+++ ENTRIES +++

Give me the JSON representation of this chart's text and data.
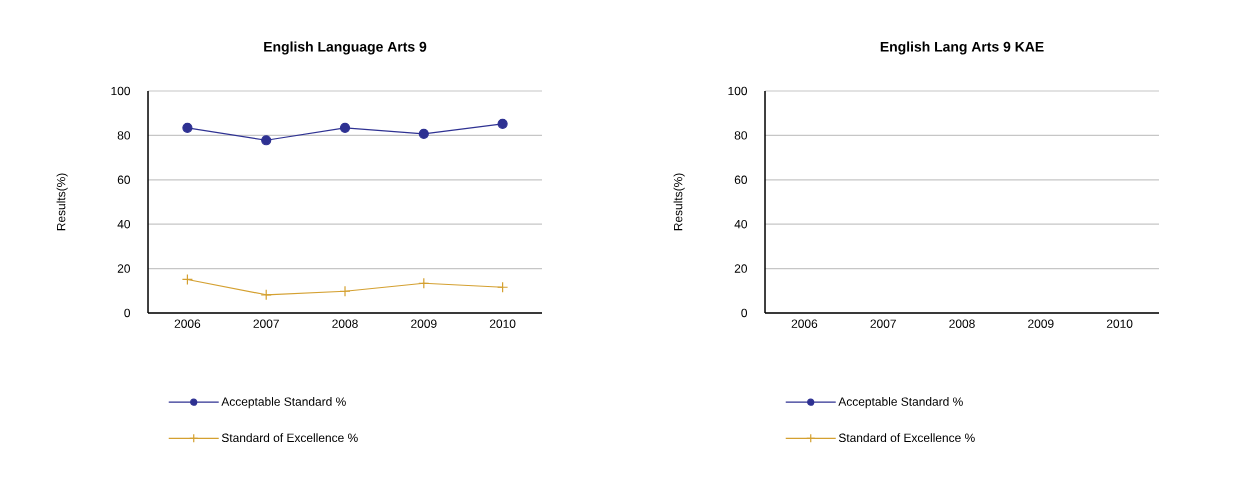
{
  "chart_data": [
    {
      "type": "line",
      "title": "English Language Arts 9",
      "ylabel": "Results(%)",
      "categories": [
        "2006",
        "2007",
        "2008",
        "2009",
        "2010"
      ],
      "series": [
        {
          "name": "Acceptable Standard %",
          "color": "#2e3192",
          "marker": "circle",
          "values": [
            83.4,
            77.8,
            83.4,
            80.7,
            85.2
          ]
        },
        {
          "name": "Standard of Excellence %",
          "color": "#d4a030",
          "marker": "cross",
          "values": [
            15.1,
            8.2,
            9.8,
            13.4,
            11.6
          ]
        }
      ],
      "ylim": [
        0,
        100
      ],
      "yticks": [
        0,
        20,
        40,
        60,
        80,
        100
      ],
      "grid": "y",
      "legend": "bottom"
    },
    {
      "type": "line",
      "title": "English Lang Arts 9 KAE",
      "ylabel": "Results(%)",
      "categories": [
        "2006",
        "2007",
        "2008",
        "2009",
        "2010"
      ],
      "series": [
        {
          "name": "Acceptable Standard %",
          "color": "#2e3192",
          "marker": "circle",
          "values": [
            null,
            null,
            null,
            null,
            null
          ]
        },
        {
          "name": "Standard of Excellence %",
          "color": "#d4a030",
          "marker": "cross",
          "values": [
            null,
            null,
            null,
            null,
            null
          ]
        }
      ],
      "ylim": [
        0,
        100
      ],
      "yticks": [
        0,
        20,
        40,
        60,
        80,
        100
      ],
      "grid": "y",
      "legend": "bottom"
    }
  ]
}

+++

* [TASK DETAILS]:
Return only the number of lines in the entries that contain the string "Arts".

* [IN RESPONSE]:
2